Stored rows -
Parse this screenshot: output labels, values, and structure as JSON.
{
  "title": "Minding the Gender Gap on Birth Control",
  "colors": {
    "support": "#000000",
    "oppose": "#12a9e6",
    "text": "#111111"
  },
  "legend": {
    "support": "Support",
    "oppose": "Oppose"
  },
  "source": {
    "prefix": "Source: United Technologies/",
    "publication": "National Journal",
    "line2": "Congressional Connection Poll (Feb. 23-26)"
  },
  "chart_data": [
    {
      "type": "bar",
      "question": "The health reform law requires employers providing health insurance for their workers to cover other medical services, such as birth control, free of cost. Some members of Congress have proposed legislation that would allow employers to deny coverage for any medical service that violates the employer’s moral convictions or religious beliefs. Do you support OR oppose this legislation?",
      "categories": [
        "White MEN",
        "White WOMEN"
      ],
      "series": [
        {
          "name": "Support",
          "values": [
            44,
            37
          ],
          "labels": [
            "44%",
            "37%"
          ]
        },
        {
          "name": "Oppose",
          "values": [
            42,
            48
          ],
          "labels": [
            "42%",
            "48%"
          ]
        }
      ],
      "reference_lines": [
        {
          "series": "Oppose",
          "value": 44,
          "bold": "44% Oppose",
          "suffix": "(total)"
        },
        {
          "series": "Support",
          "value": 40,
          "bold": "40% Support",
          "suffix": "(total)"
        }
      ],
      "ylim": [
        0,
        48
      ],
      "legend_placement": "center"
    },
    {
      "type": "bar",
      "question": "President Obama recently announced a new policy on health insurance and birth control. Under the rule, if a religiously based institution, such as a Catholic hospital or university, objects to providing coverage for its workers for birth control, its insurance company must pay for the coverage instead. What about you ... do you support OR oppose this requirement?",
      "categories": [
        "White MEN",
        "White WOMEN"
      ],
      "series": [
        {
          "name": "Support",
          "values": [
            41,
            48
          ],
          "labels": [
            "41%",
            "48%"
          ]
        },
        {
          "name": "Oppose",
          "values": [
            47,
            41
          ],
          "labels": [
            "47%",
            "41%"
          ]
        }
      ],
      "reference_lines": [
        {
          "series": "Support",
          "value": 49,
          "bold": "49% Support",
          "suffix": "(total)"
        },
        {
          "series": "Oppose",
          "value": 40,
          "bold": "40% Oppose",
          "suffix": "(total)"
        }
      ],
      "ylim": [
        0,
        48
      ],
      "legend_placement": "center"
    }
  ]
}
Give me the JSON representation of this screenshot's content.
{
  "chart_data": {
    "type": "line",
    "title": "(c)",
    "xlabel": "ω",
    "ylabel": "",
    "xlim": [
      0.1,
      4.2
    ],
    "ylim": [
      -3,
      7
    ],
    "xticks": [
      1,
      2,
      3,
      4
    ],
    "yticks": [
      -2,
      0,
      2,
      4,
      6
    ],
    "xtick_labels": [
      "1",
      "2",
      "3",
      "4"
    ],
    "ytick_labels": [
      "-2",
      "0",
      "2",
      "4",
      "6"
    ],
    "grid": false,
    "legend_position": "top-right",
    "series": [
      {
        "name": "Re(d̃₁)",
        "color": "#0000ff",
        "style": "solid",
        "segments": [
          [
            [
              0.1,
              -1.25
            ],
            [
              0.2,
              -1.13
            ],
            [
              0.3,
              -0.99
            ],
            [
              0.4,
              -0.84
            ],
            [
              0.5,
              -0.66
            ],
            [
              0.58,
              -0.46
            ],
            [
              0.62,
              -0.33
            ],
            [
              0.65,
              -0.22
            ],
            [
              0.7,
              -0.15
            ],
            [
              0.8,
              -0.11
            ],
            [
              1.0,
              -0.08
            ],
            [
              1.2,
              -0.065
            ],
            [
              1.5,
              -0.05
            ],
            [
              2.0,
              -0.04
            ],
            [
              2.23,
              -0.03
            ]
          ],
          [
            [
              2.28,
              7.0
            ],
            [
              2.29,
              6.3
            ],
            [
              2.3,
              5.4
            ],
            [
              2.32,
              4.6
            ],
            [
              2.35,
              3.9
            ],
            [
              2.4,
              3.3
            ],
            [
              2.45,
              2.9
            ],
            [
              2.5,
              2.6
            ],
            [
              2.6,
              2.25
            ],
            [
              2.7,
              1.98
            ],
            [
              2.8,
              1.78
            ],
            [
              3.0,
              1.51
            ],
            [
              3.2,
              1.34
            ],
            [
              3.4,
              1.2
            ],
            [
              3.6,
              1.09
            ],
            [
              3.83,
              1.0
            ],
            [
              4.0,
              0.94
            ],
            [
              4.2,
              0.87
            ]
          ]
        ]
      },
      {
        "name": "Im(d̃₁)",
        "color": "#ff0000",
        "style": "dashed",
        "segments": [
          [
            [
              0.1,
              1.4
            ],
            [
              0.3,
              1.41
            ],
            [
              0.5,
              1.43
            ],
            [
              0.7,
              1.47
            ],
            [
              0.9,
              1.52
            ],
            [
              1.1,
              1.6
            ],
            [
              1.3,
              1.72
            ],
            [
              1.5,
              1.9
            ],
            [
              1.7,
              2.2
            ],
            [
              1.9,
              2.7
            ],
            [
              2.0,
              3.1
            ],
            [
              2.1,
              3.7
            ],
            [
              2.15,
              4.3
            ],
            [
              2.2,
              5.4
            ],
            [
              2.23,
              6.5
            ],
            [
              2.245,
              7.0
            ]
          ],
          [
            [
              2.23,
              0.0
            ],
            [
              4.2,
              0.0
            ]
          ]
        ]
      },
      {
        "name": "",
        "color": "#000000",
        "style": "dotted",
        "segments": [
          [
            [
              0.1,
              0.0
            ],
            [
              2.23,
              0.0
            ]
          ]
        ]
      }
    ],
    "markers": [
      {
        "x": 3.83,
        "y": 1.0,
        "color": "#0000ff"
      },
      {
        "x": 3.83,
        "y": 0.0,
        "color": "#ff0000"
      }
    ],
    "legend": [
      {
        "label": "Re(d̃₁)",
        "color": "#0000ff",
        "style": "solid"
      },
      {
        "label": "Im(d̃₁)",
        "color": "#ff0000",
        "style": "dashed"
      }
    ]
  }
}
==
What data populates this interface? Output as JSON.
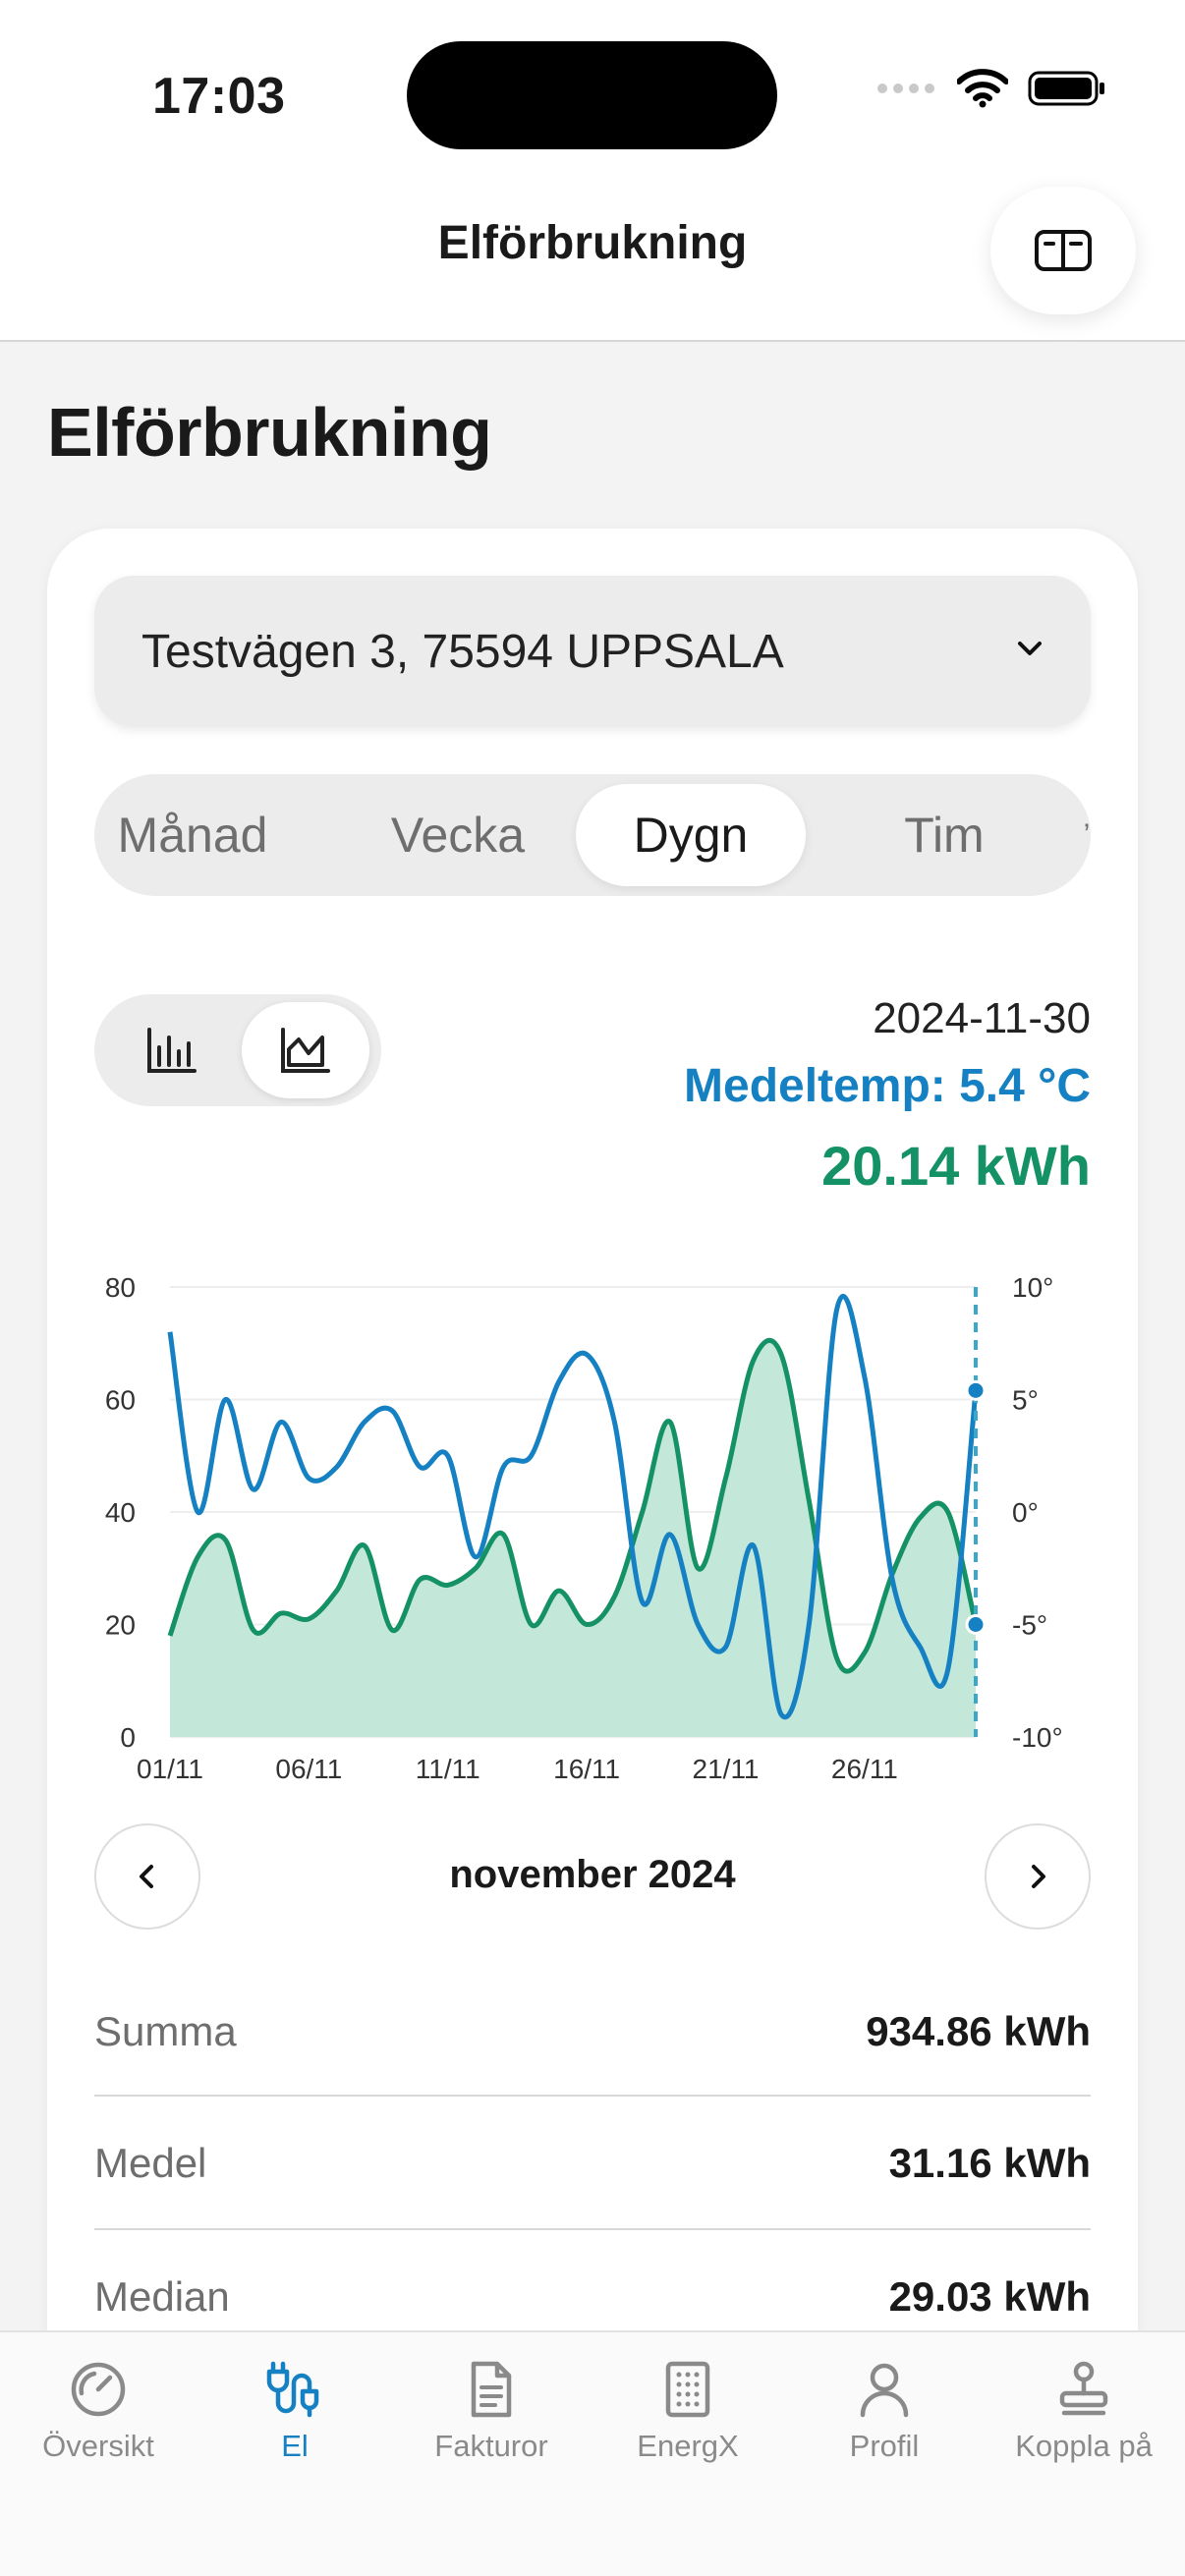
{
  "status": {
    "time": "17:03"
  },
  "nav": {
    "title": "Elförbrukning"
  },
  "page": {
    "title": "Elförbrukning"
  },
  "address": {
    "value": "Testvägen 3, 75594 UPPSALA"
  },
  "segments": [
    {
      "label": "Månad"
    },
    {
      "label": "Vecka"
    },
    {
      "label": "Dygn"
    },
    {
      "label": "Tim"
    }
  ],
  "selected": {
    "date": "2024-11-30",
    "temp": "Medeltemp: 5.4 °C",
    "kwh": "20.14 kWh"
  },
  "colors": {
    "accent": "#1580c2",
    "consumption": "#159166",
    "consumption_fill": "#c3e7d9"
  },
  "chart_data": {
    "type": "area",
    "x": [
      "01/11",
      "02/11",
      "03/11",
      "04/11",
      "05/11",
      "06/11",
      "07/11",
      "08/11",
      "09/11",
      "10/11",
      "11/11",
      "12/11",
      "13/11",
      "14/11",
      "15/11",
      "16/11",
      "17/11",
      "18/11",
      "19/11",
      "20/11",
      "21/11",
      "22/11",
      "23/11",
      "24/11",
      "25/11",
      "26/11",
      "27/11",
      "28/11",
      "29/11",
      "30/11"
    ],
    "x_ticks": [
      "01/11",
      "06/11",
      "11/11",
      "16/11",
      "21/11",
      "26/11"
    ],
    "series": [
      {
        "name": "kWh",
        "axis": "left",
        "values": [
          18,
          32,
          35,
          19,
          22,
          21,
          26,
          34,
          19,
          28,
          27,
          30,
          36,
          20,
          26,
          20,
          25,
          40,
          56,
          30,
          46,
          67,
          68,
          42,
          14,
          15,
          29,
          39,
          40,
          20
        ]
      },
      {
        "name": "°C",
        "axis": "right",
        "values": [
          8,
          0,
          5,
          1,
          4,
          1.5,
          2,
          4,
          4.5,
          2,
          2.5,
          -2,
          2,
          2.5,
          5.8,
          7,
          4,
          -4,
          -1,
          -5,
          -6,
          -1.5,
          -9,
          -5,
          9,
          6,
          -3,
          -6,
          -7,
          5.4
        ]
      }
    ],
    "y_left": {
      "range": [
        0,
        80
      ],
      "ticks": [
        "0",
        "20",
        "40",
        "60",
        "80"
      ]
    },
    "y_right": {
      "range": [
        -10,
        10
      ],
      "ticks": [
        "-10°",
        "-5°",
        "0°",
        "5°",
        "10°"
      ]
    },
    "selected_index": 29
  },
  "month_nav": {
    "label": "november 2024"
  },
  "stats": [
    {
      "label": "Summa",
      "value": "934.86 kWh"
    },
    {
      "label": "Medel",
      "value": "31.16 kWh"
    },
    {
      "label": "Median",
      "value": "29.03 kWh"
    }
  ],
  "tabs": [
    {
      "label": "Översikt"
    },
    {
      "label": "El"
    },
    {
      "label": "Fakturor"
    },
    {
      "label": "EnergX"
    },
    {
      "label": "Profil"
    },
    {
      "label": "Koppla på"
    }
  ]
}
--
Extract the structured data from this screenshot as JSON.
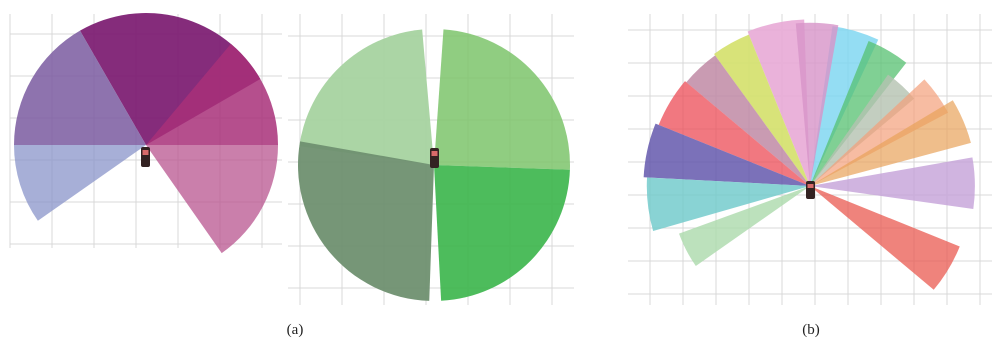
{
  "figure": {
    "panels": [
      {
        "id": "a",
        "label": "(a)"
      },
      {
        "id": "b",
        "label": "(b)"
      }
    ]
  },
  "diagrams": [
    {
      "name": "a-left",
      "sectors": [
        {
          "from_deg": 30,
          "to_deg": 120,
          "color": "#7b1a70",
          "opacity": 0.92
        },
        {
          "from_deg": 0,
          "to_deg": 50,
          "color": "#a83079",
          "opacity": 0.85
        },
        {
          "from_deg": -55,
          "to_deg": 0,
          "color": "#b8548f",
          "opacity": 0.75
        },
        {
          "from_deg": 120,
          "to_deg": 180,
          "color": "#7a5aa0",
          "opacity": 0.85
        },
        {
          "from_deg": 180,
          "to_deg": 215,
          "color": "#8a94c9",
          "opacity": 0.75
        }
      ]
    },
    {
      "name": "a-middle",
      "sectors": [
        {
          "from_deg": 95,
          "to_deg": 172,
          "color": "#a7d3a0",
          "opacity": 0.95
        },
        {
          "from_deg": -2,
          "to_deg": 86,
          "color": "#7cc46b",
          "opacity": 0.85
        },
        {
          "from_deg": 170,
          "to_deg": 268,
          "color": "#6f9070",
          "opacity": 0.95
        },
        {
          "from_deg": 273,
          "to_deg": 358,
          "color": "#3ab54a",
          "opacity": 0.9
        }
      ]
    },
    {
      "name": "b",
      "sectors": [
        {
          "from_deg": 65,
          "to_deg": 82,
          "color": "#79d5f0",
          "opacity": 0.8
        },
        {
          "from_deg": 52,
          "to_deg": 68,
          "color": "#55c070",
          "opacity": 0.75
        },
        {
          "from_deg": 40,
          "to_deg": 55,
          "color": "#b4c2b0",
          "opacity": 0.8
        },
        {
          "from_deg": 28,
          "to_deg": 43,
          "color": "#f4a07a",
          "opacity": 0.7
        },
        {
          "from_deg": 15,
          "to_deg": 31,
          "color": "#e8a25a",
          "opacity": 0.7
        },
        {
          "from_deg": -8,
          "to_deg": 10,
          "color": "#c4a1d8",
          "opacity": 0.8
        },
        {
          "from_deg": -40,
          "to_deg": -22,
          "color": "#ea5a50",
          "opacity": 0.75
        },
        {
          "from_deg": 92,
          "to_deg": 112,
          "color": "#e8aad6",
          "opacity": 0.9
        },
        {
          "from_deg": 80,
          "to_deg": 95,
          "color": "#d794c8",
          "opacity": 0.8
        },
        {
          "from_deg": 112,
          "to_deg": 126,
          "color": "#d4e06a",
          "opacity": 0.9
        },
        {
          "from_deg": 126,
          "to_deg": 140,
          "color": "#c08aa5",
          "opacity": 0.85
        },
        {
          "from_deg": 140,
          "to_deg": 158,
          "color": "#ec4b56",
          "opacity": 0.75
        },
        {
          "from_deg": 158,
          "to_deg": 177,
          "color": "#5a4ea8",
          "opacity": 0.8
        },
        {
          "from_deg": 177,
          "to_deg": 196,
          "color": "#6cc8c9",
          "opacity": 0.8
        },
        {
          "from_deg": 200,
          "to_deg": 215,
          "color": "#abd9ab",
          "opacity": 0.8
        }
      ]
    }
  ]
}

Aim of the exercise - Find and copy every line in the entries above where the string "screenshot" occurs.

Response to the task -
Parse this screenshot: output labels, values, and structure as JSON.
Give me the JSON representation of this screenshot's content.
Extract the structured data from this screenshot as JSON.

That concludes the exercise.